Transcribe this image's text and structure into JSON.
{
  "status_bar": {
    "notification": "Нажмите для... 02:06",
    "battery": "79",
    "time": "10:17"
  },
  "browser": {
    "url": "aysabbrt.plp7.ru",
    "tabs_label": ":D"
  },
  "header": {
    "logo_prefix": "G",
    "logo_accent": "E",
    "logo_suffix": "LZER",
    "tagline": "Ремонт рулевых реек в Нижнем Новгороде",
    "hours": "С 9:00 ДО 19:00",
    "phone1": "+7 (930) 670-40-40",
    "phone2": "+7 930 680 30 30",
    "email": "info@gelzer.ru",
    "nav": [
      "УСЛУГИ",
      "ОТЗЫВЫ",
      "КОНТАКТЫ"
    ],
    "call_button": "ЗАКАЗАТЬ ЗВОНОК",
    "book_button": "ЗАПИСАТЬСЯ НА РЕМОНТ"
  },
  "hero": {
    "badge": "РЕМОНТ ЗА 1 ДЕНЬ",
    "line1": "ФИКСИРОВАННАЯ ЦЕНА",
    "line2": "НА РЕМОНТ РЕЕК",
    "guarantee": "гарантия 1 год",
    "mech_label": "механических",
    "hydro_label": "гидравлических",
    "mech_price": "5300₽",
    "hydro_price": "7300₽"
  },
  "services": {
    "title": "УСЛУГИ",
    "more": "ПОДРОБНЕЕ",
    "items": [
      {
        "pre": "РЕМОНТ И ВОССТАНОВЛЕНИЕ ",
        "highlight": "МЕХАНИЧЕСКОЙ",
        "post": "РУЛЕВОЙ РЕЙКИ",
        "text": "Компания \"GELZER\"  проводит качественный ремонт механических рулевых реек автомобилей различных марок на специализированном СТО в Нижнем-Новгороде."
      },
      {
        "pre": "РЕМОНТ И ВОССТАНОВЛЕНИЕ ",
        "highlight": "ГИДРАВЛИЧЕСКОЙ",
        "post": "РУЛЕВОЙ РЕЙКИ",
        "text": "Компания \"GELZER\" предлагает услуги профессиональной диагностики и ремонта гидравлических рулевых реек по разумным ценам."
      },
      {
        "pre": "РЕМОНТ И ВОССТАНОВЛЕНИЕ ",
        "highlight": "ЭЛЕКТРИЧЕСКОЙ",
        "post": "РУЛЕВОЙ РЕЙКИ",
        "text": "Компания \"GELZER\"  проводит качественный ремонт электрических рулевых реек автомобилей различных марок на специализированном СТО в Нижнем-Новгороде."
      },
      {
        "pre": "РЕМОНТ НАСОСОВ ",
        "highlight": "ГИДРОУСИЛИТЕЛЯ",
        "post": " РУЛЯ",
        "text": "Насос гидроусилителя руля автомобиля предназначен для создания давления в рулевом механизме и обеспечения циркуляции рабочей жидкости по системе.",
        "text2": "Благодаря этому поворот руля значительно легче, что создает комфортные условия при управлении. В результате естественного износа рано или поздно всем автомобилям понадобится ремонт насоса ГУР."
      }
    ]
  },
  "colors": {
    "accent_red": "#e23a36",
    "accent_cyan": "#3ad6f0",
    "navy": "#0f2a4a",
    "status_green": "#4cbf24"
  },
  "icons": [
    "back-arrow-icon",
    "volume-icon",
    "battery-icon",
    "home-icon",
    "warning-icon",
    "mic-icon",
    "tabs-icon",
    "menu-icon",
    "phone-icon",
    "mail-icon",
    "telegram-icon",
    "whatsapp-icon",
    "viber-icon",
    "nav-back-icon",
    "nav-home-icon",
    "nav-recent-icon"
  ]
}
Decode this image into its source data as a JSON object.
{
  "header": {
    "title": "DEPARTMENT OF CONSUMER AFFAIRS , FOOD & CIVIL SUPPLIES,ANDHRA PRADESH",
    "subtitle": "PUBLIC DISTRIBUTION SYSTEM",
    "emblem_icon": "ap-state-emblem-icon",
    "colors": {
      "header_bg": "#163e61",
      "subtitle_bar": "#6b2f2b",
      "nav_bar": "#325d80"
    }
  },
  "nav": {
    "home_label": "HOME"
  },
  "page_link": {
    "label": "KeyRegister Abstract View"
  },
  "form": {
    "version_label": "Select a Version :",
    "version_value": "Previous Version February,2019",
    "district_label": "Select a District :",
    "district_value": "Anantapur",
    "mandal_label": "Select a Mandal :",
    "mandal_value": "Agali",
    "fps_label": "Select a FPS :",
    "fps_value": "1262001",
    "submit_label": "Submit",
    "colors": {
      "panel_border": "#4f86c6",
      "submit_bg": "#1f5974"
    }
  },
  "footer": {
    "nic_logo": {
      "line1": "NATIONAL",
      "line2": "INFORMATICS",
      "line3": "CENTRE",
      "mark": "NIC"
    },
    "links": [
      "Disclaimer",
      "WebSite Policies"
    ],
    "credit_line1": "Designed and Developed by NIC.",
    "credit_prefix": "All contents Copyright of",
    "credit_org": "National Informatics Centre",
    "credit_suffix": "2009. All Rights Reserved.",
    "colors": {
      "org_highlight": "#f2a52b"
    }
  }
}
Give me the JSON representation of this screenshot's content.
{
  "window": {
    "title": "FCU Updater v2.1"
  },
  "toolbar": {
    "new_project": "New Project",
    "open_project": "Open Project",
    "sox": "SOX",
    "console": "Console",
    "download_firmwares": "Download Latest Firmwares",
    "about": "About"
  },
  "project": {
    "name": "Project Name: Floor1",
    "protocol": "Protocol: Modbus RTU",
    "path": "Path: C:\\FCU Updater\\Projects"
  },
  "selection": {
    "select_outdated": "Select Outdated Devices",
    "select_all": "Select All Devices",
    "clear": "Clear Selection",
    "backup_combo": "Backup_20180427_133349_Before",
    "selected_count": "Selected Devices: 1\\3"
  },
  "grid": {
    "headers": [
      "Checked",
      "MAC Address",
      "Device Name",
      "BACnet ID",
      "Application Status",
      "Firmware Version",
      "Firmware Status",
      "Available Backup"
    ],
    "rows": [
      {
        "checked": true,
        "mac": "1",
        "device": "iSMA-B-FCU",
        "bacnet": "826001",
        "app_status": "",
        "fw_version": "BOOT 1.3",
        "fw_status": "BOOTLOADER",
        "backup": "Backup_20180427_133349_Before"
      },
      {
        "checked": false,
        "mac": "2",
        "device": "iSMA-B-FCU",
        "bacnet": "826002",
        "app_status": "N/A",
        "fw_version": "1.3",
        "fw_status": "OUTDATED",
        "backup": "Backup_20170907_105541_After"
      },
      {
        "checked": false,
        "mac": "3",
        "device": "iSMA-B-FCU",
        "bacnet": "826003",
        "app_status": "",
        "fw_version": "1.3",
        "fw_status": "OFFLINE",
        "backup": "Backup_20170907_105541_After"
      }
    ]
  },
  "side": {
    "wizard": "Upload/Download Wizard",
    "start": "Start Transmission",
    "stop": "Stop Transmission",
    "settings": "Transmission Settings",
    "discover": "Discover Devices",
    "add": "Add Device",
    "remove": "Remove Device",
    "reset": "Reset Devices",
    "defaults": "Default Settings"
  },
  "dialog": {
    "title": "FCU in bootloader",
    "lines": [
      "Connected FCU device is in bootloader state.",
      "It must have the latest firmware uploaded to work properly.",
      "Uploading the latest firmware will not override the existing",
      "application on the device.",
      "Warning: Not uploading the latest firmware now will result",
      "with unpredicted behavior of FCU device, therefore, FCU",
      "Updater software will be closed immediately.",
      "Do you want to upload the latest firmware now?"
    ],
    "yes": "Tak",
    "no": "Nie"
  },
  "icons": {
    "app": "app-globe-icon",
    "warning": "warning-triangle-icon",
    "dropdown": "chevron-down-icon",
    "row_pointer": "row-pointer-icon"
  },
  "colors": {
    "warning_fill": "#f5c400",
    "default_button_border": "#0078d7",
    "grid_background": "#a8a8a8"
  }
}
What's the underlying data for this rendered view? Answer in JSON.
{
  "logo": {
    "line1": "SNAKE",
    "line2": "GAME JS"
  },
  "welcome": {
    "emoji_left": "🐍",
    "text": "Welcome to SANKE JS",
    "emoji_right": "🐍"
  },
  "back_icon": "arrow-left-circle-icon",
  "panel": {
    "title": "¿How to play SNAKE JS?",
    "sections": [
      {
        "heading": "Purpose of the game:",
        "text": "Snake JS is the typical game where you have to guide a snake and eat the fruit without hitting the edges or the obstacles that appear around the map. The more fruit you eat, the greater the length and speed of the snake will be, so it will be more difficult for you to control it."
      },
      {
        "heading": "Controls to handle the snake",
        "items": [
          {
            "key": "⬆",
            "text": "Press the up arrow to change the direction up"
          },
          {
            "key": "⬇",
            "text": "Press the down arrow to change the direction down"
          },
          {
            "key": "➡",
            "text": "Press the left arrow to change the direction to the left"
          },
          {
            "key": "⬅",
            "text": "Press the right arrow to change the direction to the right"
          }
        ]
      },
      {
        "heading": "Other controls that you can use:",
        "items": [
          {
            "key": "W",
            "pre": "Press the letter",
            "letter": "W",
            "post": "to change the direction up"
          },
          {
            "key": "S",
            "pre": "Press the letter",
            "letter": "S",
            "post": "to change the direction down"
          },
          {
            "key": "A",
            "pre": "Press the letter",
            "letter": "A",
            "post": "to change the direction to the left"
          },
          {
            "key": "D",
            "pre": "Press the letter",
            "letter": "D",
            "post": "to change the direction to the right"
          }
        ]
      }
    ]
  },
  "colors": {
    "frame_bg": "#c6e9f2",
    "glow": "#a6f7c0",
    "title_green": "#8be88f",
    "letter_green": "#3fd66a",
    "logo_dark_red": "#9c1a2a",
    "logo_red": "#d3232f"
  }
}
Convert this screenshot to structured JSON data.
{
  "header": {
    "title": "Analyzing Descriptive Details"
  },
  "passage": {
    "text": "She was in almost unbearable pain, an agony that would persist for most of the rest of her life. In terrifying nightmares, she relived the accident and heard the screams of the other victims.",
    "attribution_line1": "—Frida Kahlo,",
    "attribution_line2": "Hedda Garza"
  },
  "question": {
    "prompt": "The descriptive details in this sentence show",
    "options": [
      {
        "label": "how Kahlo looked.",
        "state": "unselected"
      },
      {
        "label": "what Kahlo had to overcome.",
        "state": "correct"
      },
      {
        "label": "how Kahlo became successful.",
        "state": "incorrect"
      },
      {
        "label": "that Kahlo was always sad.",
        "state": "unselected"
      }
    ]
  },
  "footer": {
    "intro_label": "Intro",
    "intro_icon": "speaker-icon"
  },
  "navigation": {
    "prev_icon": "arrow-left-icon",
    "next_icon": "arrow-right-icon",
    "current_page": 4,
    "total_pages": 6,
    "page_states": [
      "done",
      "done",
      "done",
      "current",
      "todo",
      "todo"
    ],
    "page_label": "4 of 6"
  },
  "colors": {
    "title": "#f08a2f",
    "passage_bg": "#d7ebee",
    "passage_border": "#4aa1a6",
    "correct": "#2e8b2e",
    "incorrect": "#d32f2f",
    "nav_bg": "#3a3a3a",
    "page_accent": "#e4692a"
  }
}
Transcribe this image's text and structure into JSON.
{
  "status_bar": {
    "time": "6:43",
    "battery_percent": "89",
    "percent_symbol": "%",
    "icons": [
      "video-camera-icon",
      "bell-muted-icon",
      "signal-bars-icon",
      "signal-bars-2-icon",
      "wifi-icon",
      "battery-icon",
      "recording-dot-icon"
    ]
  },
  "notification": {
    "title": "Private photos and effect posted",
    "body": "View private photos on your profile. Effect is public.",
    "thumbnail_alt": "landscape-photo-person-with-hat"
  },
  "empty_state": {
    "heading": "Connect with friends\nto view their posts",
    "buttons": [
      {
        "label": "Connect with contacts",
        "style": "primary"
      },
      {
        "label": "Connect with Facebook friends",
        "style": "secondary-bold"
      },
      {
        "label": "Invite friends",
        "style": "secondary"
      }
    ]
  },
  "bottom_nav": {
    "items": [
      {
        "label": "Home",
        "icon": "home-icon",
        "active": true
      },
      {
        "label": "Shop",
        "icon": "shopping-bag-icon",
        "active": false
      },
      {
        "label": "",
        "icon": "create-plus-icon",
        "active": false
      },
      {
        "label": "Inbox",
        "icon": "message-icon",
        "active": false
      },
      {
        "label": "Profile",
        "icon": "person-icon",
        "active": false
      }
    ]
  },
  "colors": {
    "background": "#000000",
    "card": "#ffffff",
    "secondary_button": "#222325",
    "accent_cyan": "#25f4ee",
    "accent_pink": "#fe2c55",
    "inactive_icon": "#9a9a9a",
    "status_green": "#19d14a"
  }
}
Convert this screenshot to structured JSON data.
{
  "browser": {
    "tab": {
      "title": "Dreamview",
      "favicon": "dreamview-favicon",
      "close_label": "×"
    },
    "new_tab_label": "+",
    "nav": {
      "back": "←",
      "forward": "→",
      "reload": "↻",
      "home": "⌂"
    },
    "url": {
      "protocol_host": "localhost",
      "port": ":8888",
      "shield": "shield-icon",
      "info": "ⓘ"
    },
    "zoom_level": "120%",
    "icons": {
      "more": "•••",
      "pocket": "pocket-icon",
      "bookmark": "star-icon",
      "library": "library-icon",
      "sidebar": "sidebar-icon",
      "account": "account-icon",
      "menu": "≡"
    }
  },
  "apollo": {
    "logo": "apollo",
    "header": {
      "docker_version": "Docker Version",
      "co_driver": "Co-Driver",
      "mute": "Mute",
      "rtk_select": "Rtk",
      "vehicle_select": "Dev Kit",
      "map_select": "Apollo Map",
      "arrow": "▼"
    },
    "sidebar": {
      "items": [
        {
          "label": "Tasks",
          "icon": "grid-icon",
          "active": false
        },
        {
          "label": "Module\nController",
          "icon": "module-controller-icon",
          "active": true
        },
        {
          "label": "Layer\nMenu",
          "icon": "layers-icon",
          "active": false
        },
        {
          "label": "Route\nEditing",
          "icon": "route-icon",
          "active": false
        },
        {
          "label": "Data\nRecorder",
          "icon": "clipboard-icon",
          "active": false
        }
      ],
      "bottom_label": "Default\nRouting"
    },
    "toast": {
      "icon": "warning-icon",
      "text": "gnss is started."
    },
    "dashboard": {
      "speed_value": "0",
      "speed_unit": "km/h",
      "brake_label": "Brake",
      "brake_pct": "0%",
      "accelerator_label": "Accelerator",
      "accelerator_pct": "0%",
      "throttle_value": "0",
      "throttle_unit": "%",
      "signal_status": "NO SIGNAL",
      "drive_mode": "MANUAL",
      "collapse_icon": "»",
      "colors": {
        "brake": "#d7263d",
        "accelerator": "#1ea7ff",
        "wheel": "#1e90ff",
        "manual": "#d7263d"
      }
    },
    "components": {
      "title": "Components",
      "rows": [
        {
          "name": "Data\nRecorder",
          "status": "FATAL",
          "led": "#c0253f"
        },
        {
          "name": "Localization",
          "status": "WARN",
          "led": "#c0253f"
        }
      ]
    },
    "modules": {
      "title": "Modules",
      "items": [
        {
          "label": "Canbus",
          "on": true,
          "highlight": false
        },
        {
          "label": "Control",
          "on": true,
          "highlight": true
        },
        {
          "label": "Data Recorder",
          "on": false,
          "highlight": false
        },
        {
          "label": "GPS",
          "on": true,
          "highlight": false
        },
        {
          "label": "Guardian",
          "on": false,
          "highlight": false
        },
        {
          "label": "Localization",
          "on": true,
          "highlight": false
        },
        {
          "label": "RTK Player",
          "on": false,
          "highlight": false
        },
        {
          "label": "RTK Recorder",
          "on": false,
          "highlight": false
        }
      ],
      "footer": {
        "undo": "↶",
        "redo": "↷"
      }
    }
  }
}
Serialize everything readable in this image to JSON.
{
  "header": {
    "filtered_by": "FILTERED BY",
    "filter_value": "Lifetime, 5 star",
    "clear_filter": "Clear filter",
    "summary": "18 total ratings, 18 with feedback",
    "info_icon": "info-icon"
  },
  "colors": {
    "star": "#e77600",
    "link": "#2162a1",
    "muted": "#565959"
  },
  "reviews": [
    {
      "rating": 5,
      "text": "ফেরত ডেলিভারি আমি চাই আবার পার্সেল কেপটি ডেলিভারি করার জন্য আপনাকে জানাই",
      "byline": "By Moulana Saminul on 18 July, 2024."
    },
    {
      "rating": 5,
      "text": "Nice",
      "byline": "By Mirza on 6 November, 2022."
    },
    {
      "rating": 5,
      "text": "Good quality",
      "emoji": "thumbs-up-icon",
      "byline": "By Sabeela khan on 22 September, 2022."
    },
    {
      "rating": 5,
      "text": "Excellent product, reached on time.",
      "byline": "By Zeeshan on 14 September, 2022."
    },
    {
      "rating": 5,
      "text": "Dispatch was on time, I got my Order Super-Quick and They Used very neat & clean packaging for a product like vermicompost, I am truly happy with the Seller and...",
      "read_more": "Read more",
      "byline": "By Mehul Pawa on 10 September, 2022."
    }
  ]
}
■ ■ ■ ■ ■ ■ ■
## TASK BRIEF:
Using the records above, say how many lines include the string "nRecorder". Only the number is wanted.

## REPLY TO THE TASK:
2